Return the listing below in full, with every line exactly as it is.

Records contained in a dataset:
■ ■ ■ ■ ■
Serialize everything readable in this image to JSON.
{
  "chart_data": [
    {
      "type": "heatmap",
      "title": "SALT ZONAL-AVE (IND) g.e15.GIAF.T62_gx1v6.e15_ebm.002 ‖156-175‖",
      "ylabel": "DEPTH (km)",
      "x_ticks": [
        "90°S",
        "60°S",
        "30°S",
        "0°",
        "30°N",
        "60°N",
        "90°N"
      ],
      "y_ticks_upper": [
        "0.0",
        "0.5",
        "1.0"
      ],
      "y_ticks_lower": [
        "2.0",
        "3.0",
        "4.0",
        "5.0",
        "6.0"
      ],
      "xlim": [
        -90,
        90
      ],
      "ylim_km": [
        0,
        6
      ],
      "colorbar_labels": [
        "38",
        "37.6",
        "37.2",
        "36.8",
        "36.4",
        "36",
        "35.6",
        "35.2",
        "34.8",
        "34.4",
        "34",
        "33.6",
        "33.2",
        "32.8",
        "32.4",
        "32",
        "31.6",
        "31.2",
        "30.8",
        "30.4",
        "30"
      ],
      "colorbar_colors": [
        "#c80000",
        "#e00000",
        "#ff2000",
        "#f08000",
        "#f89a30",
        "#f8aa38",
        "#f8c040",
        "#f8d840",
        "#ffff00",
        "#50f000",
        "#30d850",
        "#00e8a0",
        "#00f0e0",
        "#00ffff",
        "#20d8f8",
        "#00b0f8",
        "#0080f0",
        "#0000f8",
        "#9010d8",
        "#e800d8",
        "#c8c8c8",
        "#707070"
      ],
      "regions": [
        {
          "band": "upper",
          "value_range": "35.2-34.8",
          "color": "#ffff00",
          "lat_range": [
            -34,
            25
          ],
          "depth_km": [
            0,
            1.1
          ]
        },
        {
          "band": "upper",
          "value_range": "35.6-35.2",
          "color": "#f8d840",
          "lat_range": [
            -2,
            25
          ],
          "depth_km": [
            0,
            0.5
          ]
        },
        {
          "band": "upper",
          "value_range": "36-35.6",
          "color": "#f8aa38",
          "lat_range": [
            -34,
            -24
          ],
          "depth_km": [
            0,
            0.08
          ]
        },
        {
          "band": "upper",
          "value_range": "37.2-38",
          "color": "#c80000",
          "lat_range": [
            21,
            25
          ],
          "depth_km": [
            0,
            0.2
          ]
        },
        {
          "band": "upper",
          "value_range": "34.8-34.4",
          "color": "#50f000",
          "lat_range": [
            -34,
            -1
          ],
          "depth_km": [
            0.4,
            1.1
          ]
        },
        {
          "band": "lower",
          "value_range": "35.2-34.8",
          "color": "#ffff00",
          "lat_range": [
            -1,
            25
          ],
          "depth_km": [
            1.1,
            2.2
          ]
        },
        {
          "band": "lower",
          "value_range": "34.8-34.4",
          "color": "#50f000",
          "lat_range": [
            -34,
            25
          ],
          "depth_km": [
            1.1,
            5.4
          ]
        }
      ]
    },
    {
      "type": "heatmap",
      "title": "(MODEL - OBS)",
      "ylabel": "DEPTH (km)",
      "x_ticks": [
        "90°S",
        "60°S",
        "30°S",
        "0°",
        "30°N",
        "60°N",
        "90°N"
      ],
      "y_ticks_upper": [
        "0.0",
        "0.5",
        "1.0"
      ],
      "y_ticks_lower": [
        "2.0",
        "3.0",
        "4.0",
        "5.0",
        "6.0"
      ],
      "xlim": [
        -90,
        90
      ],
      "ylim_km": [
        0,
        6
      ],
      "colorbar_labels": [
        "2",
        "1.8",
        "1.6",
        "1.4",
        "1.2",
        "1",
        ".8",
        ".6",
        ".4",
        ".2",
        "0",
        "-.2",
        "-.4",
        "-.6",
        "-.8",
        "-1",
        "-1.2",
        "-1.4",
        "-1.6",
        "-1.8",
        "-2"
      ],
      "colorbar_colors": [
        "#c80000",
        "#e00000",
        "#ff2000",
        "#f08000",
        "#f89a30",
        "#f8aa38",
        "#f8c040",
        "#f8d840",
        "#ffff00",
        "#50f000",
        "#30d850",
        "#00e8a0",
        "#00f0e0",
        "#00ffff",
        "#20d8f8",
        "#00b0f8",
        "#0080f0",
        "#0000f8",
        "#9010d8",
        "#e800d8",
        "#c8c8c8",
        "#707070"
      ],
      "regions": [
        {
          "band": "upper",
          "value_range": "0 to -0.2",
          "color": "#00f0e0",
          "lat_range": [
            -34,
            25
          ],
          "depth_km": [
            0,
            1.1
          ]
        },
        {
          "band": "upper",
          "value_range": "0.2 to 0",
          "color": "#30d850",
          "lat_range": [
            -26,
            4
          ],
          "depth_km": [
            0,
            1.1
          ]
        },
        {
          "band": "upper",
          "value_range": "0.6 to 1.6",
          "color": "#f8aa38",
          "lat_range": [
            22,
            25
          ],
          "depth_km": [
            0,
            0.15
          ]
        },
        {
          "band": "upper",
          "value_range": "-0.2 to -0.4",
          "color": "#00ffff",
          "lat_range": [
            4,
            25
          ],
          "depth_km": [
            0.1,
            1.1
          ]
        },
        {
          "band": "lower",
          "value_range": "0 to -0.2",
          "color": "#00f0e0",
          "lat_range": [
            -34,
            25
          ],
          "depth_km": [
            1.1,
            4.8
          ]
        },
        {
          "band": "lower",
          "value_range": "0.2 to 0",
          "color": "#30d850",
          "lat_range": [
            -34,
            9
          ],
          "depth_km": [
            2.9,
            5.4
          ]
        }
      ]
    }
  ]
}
■ ■ ■ ■ ■
§ The response:
Serialize everything readable in this image to JSON.
{
  "chart_data": [
    {
      "type": "heatmap",
      "title": "SALT ZONAL-AVE (IND) g.e15.GIAF.T62_gx1v6.e15_ebm.002 ‖156-175‖",
      "ylabel": "DEPTH (km)",
      "x_ticks": [
        "90°S",
        "60°S",
        "30°S",
        "0°",
        "30°N",
        "60°N",
        "90°N"
      ],
      "y_ticks_upper": [
        "0.0",
        "0.5",
        "1.0"
      ],
      "y_ticks_lower": [
        "2.0",
        "3.0",
        "4.0",
        "5.0",
        "6.0"
      ],
      "xlim": [
        -90,
        90
      ],
      "ylim_km": [
        0,
        6
      ],
      "colorbar_labels": [
        "38",
        "37.6",
        "37.2",
        "36.8",
        "36.4",
        "36",
        "35.6",
        "35.2",
        "34.8",
        "34.4",
        "34",
        "33.6",
        "33.2",
        "32.8",
        "32.4",
        "32",
        "31.6",
        "31.2",
        "30.8",
        "30.4",
        "30"
      ],
      "colorbar_colors": [
        "#c80000",
        "#e00000",
        "#ff2000",
        "#f08000",
        "#f89a30",
        "#f8aa38",
        "#f8c040",
        "#f8d840",
        "#ffff00",
        "#50f000",
        "#30d850",
        "#00e8a0",
        "#00f0e0",
        "#00ffff",
        "#20d8f8",
        "#00b0f8",
        "#0080f0",
        "#0000f8",
        "#9010d8",
        "#e800d8",
        "#c8c8c8",
        "#707070"
      ],
      "regions": [
        {
          "band": "upper",
          "value_range": "35.2-34.8",
          "color": "#ffff00",
          "lat_range": [
            -34,
            25
          ],
          "depth_km": [
            0,
            1.1
          ]
        },
        {
          "band": "upper",
          "value_range": "35.6-35.2",
          "color": "#f8d840",
          "lat_range": [
            -2,
            25
          ],
          "depth_km": [
            0,
            0.5
          ]
        },
        {
          "band": "upper",
          "value_range": "36-35.6",
          "color": "#f8aa38",
          "lat_range": [
            -34,
            -24
          ],
          "depth_km": [
            0,
            0.08
          ]
        },
        {
          "band": "upper",
          "value_range": "37.2-38",
          "color": "#c80000",
          "lat_range": [
            21,
            25
          ],
          "depth_km": [
            0,
            0.2
          ]
        },
        {
          "band": "upper",
          "value_range": "34.8-34.4",
          "color": "#50f000",
          "lat_range": [
            -34,
            -1
          ],
          "depth_km": [
            0.4,
            1.1
          ]
        },
        {
          "band": "lower",
          "value_range": "35.2-34.8",
          "color": "#ffff00",
          "lat_range": [
            -1,
            25
          ],
          "depth_km": [
            1.1,
            2.2
          ]
        },
        {
          "band": "lower",
          "value_range": "34.8-34.4",
          "color": "#50f000",
          "lat_range": [
            -34,
            25
          ],
          "depth_km": [
            1.1,
            5.4
          ]
        }
      ]
    },
    {
      "type": "heatmap",
      "title": "(MODEL - OBS)",
      "ylabel": "DEPTH (km)",
      "x_ticks": [
        "90°S",
        "60°S",
        "30°S",
        "0°",
        "30°N",
        "60°N",
        "90°N"
      ],
      "y_ticks_upper": [
        "0.0",
        "0.5",
        "1.0"
      ],
      "y_ticks_lower": [
        "2.0",
        "3.0",
        "4.0",
        "5.0",
        "6.0"
      ],
      "xlim": [
        -90,
        90
      ],
      "ylim_km": [
        0,
        6
      ],
      "colorbar_labels": [
        "2",
        "1.8",
        "1.6",
        "1.4",
        "1.2",
        "1",
        ".8",
        ".6",
        ".4",
        ".2",
        "0",
        "-.2",
        "-.4",
        "-.6",
        "-.8",
        "-1",
        "-1.2",
        "-1.4",
        "-1.6",
        "-1.8",
        "-2"
      ],
      "colorbar_colors": [
        "#c80000",
        "#e00000",
        "#ff2000",
        "#f08000",
        "#f89a30",
        "#f8aa38",
        "#f8c040",
        "#f8d840",
        "#ffff00",
        "#50f000",
        "#30d850",
        "#00e8a0",
        "#00f0e0",
        "#00ffff",
        "#20d8f8",
        "#00b0f8",
        "#0080f0",
        "#0000f8",
        "#9010d8",
        "#e800d8",
        "#c8c8c8",
        "#707070"
      ],
      "regions": [
        {
          "band": "upper",
          "value_range": "0 to -0.2",
          "color": "#00f0e0",
          "lat_range": [
            -34,
            25
          ],
          "depth_km": [
            0,
            1.1
          ]
        },
        {
          "band": "upper",
          "value_range": "0.2 to 0",
          "color": "#30d850",
          "lat_range": [
            -26,
            4
          ],
          "depth_km": [
            0,
            1.1
          ]
        },
        {
          "band": "upper",
          "value_range": "0.6 to 1.6",
          "color": "#f8aa38",
          "lat_range": [
            22,
            25
          ],
          "depth_km": [
            0,
            0.15
          ]
        },
        {
          "band": "upper",
          "value_range": "-0.2 to -0.4",
          "color": "#00ffff",
          "lat_range": [
            4,
            25
          ],
          "depth_km": [
            0.1,
            1.1
          ]
        },
        {
          "band": "lower",
          "value_range": "0 to -0.2",
          "color": "#00f0e0",
          "lat_range": [
            -34,
            25
          ],
          "depth_km": [
            1.1,
            4.8
          ]
        },
        {
          "band": "lower",
          "value_range": "0.2 to 0",
          "color": "#30d850",
          "lat_range": [
            -34,
            9
          ],
          "depth_km": [
            2.9,
            5.4
          ]
        }
      ]
    }
  ]
}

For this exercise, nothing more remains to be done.